GIVEN REQUEST. Gather all lines containing the string "язык" and copy them out.

EXTRACTED RECORDS.
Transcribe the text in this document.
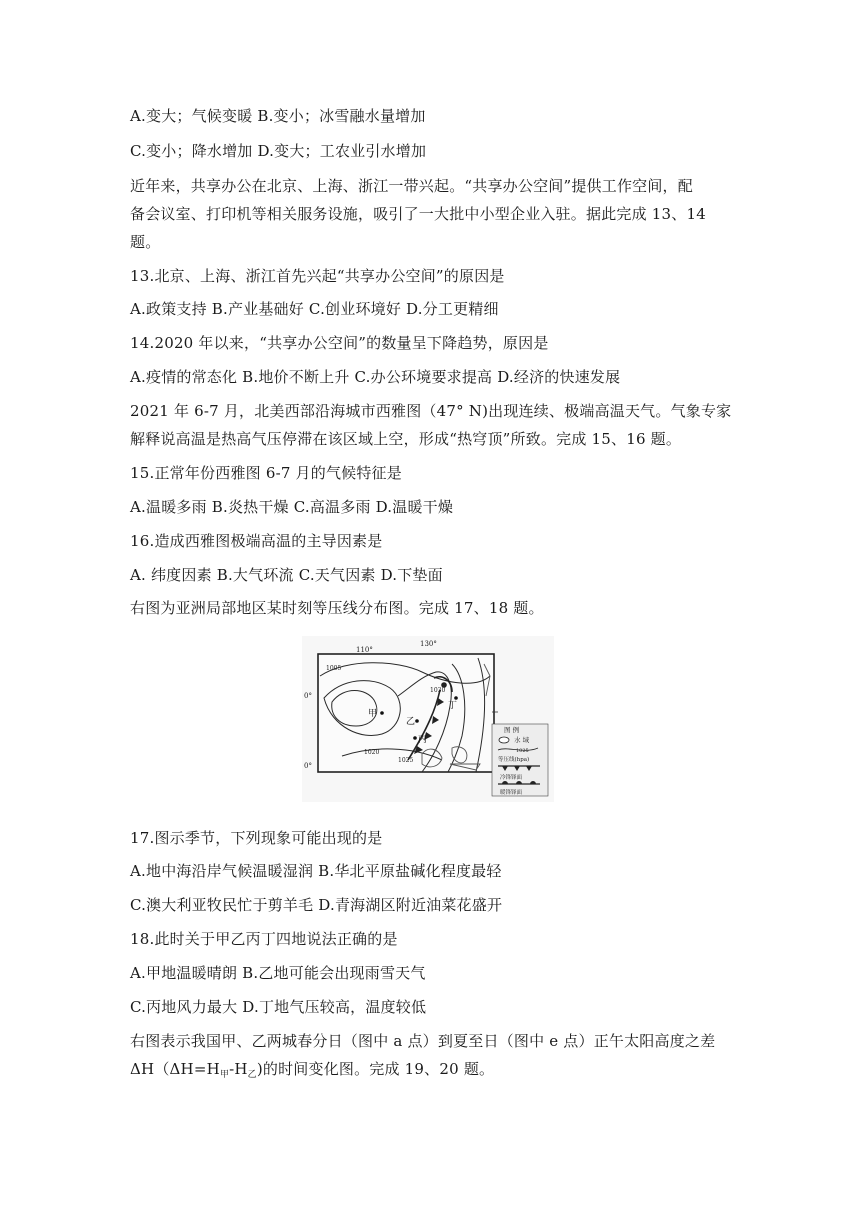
A.变大；气候变暖 B.变小；冰雪融水量增加
C.变小；降水增加 D.变大；工农业引水增加
近年来，共享办公在北京、上海、浙江一带兴起。“共享办公空间”提供工作空间，配
备会议室、打印机等相关服务设施，吸引了一大批中小型企业入驻。据此完成 13、14
题。
13.北京、上海、浙江首先兴起“共享办公空间”的原因是
A.政策支持 B.产业基础好 C.创业环境好 D.分工更精细
14.2020 年以来，“共享办公空间”的数量呈下降趋势，原因是
A.疫情的常态化 B.地价不断上升 C.办公环境要求提高 D.经济的快速发展
2021 年 6-7 月，北美西部沿海城市西雅图（47° N)出现连续、极端高温天气。气象专家
解释说高温是热高气压停滞在该区域上空，形成“热穹顶”所致。完成 15、16 题。
15.正常年份西雅图 6-7 月的气候特征是
A.温暖多雨 B.炎热干燥 C.高温多雨 D.温暖干燥
16.造成西雅图极端高温的主导因素是
A. 纬度因素 B.大气环流 C.天气因素 D.下垫面
右图为亚洲局部地区某时刻等压线分布图。完成 17、18 题。
110°
130°
0°
0°
1005
1020
1025
1030
甲
乙
丙
丁
图 例
水 域
1025
等压线(hpa)
冷锋锋面
暖锋锋面
17.图示季节，下列现象可能出现的是
A.地中海沿岸气候温暖湿润 B.华北平原盐碱化程度最轻
C.澳大利亚牧民忙于剪羊毛 D.青海湖区附近油菜花盛开
18.此时关于甲乙丙丁四地说法正确的是
A.甲地温暖晴朗 B.乙地可能会出现雨雪天气
C.丙地风力最大 D.丁地气压较高，温度较低
右图表示我国甲、乙两城春分日（图中 a 点）到夏至日（图中 e 点）正午太阳高度之差
$\Delta H(\Delta H=H_甲-H_乙)$的时间变化图。完成 19、20 题。
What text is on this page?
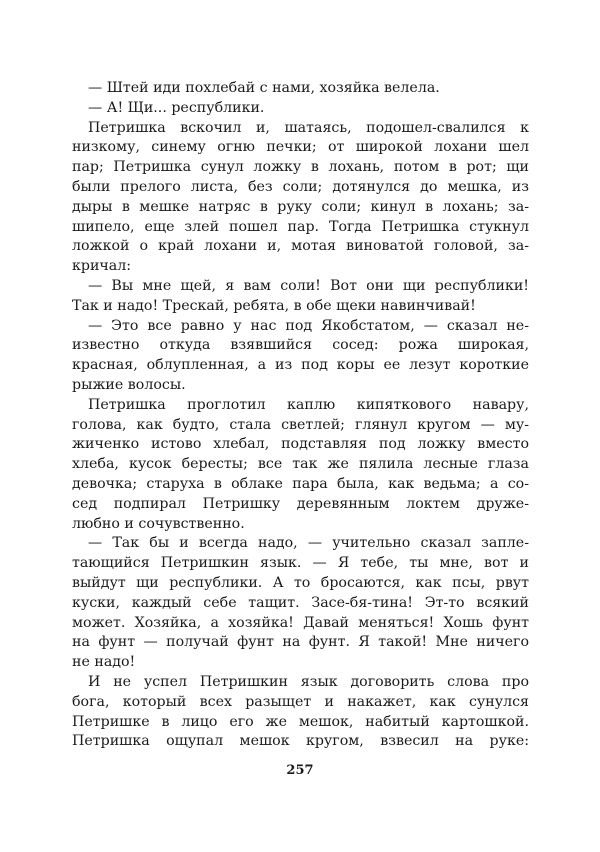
— Штей иди похлебай с нами, хозяйка велела.
— А! Щи... республики.
Петришка вскочил и, шатаясь, подошел-свалился к
низкому, синему огню печки; от широкой лохани шел
пар; Петришка сунул ложку в лохань, потом в рот; щи
были прелого листа, без соли; дотянулся до мешка, из
дыры в мешке натряс в руку соли; кинул в лохань; за-
шипело, еще злей пошел пар. Тогда Петришка стукнул
ложкой о край лохани и, мотая виноватой головой, за-
кричал:
— Вы мне щей, я вам соли! Вот они щи республики!
Так и надо! Трескай, ребята, в обе щеки навинчивай!
— Это все равно у нас под Якобстатом, — сказал не-
известно откуда взявшийся сосед: рожа широкая,
красная, облупленная, а из под коры ее лезут короткие
рыжие волосы.
Петришка проглотил каплю кипяткового навару,
голова, как будто, стала светлей; глянул кругом — му-
жиченко истово хлебал, подставляя под ложку вместо
хлеба, кусок бересты; все так же пялила лесные глаза
девочка; старуха в облаке пара была, как ведьма; а со-
сед подпирал Петришку деревянным локтем друже-
любно и сочувственно.
— Так бы и всегда надо, — учительно сказал запле-
тающийся Петришкин язык. — Я тебе, ты мне, вот и
выйдут щи республики. А то бросаются, как псы, рвут
куски, каждый себе тащит. Засе-бя-тина! Эт-то всякий
может. Хозяйка, а хозяйка! Давай меняться! Хошь фунт
на фунт — получай фунт на фунт. Я такой! Мне ничего
не надо!
И не успел Петришкин язык договорить слова про
бога, который всех разыщет и накажет, как сунулся
Петришке в лицо его же мешок, набитый картошкой.
Петришка ощупал мешок кругом, взвесил на руке:
257
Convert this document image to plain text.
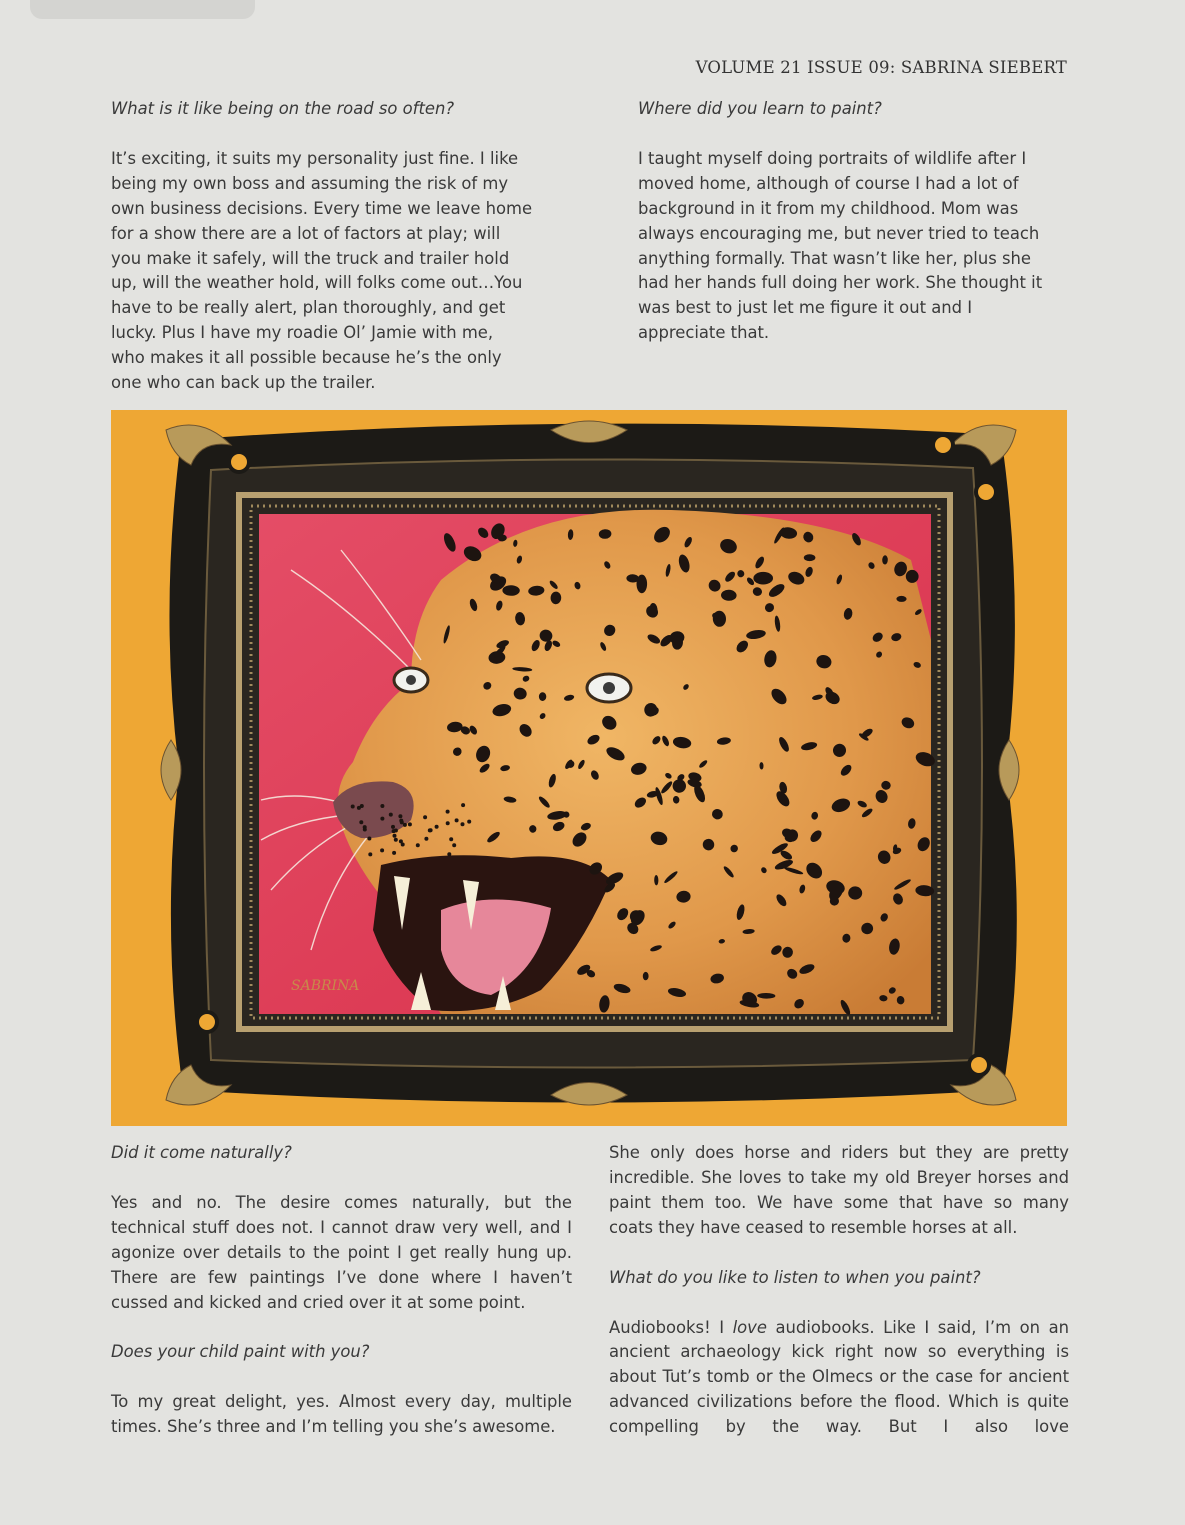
VOLUME 21 ISSUE 09: SABRINA SIEBERT

What is it like being on the road so often?

It’s exciting, it suits my personality just fine. I like
being my own boss and assuming the risk of my
own business decisions. Every time we leave home
for a show there are a lot of factors at play; will
you make it safely, will the truck and trailer hold
up, will the weather hold, will folks come out…You
have to be really alert, plan thoroughly, and get
lucky. Plus I have my roadie Ol’ Jamie with me,
who makes it all possible because he’s the only
one who can back up the trailer.

Where did you learn to paint?

I taught myself doing portraits of wildlife after I
moved home, although of course I had a lot of
background in it from my childhood. Mom was
always encouraging me, but never tried to teach
anything formally. That wasn’t like her, plus she
had her hands full doing her work. She thought it
was best to just let me figure it out and I
appreciate that.
SABRINA

Did it come naturally?

Yes and no. The desire comes naturally, but the technical stuff does not. I cannot draw very well, and I agonize over details to the point I get really hung up. There are few paintings I’ve done where I haven’t cussed and kicked and cried over it at some point.

Does your child paint with you?

To my great delight, yes. Almost every day, multiple times. She’s three and I’m telling you she’s awesome.

She only does horse and riders but they are pretty incredible. She loves to take my old Breyer horses and paint them too. We have some that have so many coats they have ceased to resemble horses at all.

What do you like to listen to when you paint?

Audiobooks! I love audiobooks. Like I said, I’m on an ancient archaeology kick right now so everything is about Tut’s tomb or the Olmecs or the case for ancient advanced civilizations before the flood. Which is quite compelling by the way. But I also love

RESPONSE.
тающийся Петришкин язык. — Я тебе, ты мне, вот и
И не успел Петришкин язык договорить слова про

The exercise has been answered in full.